• [Supplied records]
◇ ◇ ◇ ◇ ◇ ◇ ◇

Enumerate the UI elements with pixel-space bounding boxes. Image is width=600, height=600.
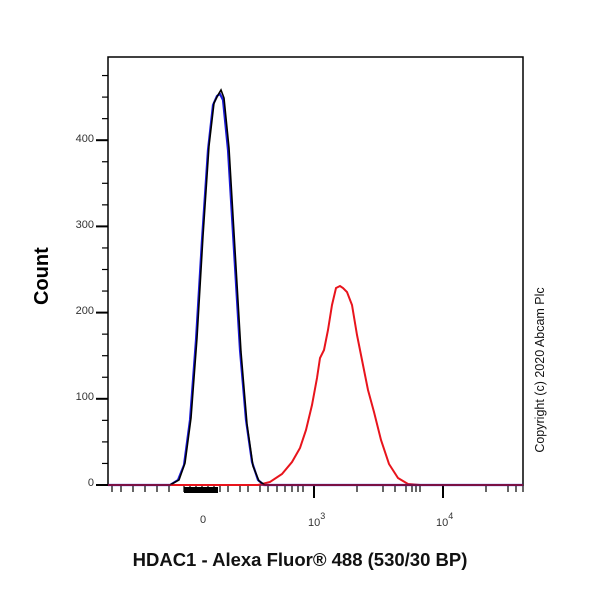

◇ ◇ ◇ ◇ ◇ ◇ ◇

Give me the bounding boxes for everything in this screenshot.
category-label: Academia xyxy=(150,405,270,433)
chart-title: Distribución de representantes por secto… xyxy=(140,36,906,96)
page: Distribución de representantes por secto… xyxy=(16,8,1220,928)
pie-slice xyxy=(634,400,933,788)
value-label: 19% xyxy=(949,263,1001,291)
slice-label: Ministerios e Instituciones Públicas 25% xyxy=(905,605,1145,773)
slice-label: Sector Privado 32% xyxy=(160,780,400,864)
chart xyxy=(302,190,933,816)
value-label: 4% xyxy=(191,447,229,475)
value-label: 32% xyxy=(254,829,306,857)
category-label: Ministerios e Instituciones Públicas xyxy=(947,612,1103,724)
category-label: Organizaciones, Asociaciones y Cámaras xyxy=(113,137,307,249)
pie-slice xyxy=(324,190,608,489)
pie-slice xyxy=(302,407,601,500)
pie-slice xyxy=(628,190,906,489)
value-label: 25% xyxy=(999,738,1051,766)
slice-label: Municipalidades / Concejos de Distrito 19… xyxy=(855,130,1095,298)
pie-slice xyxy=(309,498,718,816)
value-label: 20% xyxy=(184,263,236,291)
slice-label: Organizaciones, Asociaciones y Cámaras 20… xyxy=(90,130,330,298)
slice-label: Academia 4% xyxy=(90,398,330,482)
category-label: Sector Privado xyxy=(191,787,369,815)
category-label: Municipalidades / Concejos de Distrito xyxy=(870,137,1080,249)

◇ ◇ ◇ ◇ ◇ ◇ ◇

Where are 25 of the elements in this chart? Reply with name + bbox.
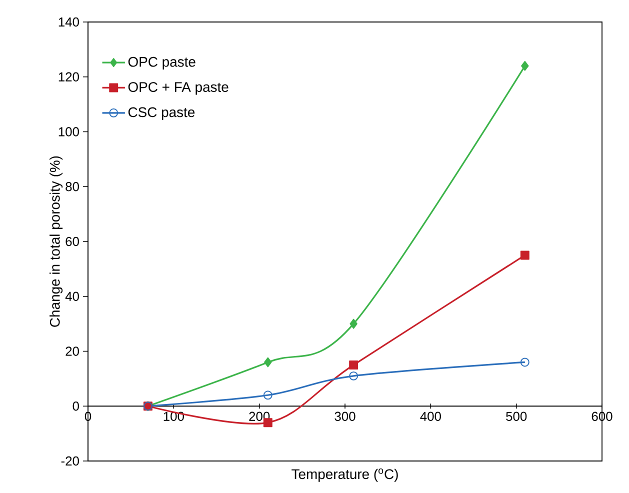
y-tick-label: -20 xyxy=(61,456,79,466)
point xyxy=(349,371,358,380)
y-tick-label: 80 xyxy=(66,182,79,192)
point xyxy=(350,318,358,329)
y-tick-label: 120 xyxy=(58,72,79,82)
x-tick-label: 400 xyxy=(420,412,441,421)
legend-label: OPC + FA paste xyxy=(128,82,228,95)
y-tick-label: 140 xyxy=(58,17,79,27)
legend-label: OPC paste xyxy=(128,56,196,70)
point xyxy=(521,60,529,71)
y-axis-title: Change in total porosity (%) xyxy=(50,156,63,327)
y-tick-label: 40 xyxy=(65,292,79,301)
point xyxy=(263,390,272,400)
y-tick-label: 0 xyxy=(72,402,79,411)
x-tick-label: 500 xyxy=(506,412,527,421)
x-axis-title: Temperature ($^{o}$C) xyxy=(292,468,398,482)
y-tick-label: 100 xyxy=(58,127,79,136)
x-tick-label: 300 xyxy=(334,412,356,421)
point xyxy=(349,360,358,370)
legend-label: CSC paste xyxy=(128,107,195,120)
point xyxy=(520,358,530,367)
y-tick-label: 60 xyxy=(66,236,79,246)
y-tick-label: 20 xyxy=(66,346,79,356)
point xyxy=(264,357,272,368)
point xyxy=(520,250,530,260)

◇ ◇ ◇ ◇ ◇ ◇ ◇

• [Exercise aim] Please write out the items starting at the line containing "Give me the" and ending at the line containing "category-label: Municipalidades /", copying every line as it appears.

• [Answer to the problem]
Give me the bounding boxes for everything in this screenshot.
category-label: Academia xyxy=(150,405,270,433)
chart-title: Distribución de representantes por secto… xyxy=(140,36,906,96)
page: Distribución de representantes por secto… xyxy=(16,8,1220,928)
pie-slice xyxy=(634,400,933,788)
value-label: 19% xyxy=(949,263,1001,291)
slice-label: Ministerios e Instituciones Públicas 25% xyxy=(905,605,1145,773)
slice-label: Sector Privado 32% xyxy=(160,780,400,864)
chart xyxy=(302,190,933,816)
value-label: 4% xyxy=(191,447,229,475)
value-label: 32% xyxy=(254,829,306,857)
category-label: Ministerios e Instituciones Públicas xyxy=(947,612,1103,724)
category-label: Organizaciones, Asociaciones y Cámaras xyxy=(113,137,307,249)
pie-slice xyxy=(324,190,608,489)
pie-slice xyxy=(302,407,601,500)
pie-slice xyxy=(628,190,906,489)
value-label: 25% xyxy=(999,738,1051,766)
slice-label: Municipalidades / Concejos de Distrito 19… xyxy=(855,130,1095,298)
pie-slice xyxy=(309,498,718,816)
value-label: 20% xyxy=(184,263,236,291)
slice-label: Organizaciones, Asociaciones y Cámaras 20… xyxy=(90,130,330,298)
slice-label: Academia 4% xyxy=(90,398,330,482)
category-label: Sector Privado xyxy=(191,787,369,815)
category-label: Municipalidades / Concejos de Distrito xyxy=(870,137,1080,249)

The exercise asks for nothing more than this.